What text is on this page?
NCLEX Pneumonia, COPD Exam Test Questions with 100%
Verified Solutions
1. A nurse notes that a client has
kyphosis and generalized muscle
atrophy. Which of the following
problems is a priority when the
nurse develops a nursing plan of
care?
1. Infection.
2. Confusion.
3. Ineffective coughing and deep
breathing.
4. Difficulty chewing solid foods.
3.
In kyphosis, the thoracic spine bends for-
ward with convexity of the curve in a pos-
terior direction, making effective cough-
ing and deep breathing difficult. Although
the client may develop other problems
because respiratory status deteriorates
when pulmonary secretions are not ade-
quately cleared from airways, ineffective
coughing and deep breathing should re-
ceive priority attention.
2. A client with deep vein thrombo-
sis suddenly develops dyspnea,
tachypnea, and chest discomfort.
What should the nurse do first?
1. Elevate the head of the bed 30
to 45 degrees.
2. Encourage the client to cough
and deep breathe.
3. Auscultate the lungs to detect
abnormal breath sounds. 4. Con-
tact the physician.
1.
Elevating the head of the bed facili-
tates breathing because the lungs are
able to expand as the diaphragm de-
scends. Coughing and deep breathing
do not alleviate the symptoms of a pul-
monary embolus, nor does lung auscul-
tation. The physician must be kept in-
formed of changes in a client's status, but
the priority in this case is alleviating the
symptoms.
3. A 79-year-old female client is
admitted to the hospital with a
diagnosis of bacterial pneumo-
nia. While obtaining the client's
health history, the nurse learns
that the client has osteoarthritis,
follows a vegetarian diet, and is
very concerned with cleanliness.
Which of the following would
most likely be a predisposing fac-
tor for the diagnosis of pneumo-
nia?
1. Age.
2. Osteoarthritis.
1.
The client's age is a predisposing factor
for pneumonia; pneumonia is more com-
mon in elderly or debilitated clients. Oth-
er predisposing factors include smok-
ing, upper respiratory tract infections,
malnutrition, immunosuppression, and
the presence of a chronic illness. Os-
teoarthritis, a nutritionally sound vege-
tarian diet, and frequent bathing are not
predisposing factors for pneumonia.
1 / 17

☆ ☆ ☆ ☆

### WHAT YOU ARE ASKED TO DO
A complete, exact copy of the entries is required.

### SOLUTION
What text is on this page?
NCLEX Pneumonia, COPD Exam Test Questions with 100%
Verified Solutions
1. A nurse notes that a client has
kyphosis and generalized muscle
atrophy. Which of the following
problems is a priority when the
nurse develops a nursing plan of
care?
1. Infection.
2. Confusion.
3. Ineffective coughing and deep
breathing.
4. Difficulty chewing solid foods.
3.
In kyphosis, the thoracic spine bends for-
ward with convexity of the curve in a pos-
terior direction, making effective cough-
ing and deep breathing difficult. Although
the client may develop other problems
because respiratory status deteriorates
when pulmonary secretions are not ade-
quately cleared from airways, ineffective
coughing and deep breathing should re-
ceive priority attention.
2. A client with deep vein thrombo-
sis suddenly develops dyspnea,
tachypnea, and chest discomfort.
What should the nurse do first?
1. Elevate the head of the bed 30
to 45 degrees.
2. Encourage the client to cough
and deep breathe.
3. Auscultate the lungs to detect
abnormal breath sounds. 4. Con-
tact the physician.
1.
Elevating the head of the bed facili-
tates breathing because the lungs are
able to expand as the diaphragm de-
scends. Coughing and deep breathing
do not alleviate the symptoms of a pul-
monary embolus, nor does lung auscul-
tation. The physician must be kept in-
formed of changes in a client's status, but
the priority in this case is alleviating the
symptoms.
3. A 79-year-old female client is
admitted to the hospital with a
diagnosis of bacterial pneumo-
nia. While obtaining the client's
health history, the nurse learns
that the client has osteoarthritis,
follows a vegetarian diet, and is
very concerned with cleanliness.
Which of the following would
most likely be a predisposing fac-
tor for the diagnosis of pneumo-
nia?
1. Age.
2. Osteoarthritis.
1.
The client's age is a predisposing factor
for pneumonia; pneumonia is more com-
mon in elderly or debilitated clients. Oth-
er predisposing factors include smok-
ing, upper respiratory tract infections,
malnutrition, immunosuppression, and
the presence of a chronic illness. Os-
teoarthritis, a nutritionally sound vege-
tarian diet, and frequent bathing are not
predisposing factors for pneumonia.
1 / 17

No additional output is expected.